> [WRITTEN EXERCISE]:
Work out how many lines in the entries below include the word "bral". Give nothing but the number.

> [TASK MATERIAL]:
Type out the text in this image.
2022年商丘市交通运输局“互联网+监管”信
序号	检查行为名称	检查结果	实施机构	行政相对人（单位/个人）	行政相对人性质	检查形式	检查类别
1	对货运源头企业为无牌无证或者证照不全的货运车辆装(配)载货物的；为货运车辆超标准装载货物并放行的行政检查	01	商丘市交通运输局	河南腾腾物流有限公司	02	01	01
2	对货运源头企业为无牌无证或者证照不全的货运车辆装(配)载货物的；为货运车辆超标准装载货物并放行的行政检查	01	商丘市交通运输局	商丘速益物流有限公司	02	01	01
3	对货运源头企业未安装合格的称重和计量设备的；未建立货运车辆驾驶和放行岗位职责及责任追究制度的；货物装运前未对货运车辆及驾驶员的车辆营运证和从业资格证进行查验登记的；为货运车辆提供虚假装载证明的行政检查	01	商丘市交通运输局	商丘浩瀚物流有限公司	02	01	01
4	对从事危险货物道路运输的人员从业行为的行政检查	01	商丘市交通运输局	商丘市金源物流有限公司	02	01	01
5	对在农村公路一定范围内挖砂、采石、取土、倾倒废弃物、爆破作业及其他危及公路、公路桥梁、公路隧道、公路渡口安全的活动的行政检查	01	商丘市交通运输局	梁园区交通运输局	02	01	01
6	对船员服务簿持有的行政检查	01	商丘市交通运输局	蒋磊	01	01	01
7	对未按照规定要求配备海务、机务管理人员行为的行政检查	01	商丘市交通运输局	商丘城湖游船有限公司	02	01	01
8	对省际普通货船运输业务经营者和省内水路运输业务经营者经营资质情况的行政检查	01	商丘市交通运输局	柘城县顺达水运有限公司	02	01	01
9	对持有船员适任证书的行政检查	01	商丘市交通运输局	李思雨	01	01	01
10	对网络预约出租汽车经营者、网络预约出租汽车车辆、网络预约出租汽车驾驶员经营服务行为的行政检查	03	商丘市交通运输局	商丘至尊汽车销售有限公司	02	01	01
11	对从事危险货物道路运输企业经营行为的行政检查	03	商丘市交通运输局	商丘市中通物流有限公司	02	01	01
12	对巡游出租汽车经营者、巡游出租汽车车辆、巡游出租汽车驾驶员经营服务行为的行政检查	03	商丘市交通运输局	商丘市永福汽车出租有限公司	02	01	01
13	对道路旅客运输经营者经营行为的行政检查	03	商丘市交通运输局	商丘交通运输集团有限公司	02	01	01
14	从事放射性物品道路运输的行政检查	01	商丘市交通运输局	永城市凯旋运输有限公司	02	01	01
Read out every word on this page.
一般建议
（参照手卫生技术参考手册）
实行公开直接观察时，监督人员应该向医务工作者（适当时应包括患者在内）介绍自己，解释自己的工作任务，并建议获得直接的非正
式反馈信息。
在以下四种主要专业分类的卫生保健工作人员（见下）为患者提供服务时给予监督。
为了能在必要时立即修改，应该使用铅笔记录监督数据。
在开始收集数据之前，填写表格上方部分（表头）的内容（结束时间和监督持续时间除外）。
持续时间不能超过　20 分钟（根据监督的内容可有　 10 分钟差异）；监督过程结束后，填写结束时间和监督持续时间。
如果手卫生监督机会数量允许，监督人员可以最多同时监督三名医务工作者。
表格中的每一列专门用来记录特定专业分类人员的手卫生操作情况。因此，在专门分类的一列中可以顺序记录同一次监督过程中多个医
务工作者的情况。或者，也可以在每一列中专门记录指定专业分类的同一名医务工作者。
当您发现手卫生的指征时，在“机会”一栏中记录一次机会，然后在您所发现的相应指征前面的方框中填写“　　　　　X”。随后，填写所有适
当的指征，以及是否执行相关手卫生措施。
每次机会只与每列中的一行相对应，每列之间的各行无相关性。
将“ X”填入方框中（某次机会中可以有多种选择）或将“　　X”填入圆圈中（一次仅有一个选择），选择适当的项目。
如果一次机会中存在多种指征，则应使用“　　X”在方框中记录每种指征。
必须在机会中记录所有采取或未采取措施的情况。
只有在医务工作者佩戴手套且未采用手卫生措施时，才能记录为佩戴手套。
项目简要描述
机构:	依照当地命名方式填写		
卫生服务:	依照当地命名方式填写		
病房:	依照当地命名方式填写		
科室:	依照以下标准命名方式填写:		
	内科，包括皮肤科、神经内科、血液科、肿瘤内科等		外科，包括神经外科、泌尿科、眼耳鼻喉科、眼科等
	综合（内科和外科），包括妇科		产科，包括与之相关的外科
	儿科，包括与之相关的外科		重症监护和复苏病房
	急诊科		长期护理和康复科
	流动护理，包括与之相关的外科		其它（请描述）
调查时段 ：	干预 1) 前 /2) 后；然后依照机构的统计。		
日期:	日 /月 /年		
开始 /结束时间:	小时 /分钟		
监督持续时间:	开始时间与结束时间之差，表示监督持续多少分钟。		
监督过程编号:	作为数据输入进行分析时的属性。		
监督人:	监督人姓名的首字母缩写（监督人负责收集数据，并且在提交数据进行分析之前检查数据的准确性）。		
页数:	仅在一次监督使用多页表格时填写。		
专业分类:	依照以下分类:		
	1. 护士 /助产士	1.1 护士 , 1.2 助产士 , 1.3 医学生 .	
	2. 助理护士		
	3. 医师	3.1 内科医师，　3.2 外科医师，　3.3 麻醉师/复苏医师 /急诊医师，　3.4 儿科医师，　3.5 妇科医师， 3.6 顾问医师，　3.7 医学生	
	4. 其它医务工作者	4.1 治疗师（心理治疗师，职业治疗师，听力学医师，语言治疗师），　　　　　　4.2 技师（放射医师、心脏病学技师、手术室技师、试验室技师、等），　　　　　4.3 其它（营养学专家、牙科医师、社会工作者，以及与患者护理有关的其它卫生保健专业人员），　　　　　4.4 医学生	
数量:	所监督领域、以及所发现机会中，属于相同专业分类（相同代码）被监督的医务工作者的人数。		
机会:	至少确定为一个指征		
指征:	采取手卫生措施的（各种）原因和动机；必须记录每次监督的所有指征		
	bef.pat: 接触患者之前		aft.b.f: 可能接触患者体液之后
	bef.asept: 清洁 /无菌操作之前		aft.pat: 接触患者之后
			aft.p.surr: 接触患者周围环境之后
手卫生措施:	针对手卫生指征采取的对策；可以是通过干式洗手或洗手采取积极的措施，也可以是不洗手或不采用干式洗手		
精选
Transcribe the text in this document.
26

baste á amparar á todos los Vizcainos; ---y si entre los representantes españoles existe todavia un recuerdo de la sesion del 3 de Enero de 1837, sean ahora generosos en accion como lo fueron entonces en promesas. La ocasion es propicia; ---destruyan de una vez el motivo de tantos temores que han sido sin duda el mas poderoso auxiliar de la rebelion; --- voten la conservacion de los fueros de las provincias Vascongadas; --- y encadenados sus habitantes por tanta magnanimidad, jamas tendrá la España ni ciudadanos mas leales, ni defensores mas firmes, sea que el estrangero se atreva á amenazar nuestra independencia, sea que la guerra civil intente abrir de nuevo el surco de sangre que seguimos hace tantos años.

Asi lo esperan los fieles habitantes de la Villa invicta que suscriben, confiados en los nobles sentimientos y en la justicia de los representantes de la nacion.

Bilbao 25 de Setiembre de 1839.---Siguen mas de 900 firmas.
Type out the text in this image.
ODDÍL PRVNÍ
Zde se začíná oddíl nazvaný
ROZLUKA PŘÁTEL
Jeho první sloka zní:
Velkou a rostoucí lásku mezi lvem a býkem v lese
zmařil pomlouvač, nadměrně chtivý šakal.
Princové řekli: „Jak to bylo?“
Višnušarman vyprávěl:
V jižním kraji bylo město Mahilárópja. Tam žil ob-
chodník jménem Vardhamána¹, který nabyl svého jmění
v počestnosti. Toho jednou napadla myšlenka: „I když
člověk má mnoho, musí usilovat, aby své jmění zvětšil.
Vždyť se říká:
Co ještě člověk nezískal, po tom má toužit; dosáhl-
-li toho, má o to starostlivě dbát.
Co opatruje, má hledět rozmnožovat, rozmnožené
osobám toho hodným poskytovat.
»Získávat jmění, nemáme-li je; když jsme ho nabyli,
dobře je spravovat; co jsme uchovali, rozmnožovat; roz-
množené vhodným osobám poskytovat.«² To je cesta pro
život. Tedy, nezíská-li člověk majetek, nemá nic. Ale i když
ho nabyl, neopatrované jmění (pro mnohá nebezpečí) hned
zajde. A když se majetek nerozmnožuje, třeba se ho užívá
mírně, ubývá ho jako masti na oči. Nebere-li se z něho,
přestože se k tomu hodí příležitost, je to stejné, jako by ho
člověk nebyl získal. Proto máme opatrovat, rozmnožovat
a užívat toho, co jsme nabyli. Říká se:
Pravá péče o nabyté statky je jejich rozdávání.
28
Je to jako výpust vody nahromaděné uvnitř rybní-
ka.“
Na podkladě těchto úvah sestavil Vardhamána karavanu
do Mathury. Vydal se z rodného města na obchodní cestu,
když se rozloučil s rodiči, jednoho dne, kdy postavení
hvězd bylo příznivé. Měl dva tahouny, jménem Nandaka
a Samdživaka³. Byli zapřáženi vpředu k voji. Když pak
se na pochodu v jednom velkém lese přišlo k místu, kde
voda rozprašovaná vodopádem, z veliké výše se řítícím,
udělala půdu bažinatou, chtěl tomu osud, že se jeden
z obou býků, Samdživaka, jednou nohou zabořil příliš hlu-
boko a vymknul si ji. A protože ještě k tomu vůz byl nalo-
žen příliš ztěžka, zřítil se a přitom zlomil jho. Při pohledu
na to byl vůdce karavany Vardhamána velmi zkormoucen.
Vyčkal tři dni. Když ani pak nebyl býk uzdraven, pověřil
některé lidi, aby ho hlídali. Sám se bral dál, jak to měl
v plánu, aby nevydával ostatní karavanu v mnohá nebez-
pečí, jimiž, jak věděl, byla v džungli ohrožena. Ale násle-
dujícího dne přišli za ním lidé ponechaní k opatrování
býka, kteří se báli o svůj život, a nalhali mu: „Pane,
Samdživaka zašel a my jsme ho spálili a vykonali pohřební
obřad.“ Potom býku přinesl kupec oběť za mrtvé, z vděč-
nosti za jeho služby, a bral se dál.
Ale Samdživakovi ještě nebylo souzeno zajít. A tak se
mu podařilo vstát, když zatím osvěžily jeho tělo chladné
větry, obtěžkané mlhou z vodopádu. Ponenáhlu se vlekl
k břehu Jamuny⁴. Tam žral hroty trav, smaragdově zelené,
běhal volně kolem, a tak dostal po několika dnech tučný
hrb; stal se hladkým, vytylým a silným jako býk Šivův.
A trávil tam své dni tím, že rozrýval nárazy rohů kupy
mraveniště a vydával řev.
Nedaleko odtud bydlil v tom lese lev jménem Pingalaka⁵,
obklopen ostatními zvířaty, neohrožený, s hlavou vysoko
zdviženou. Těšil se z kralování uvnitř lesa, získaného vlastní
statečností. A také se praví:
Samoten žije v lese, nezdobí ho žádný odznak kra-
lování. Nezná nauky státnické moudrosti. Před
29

> [WRITTEN RESPONSE]:
2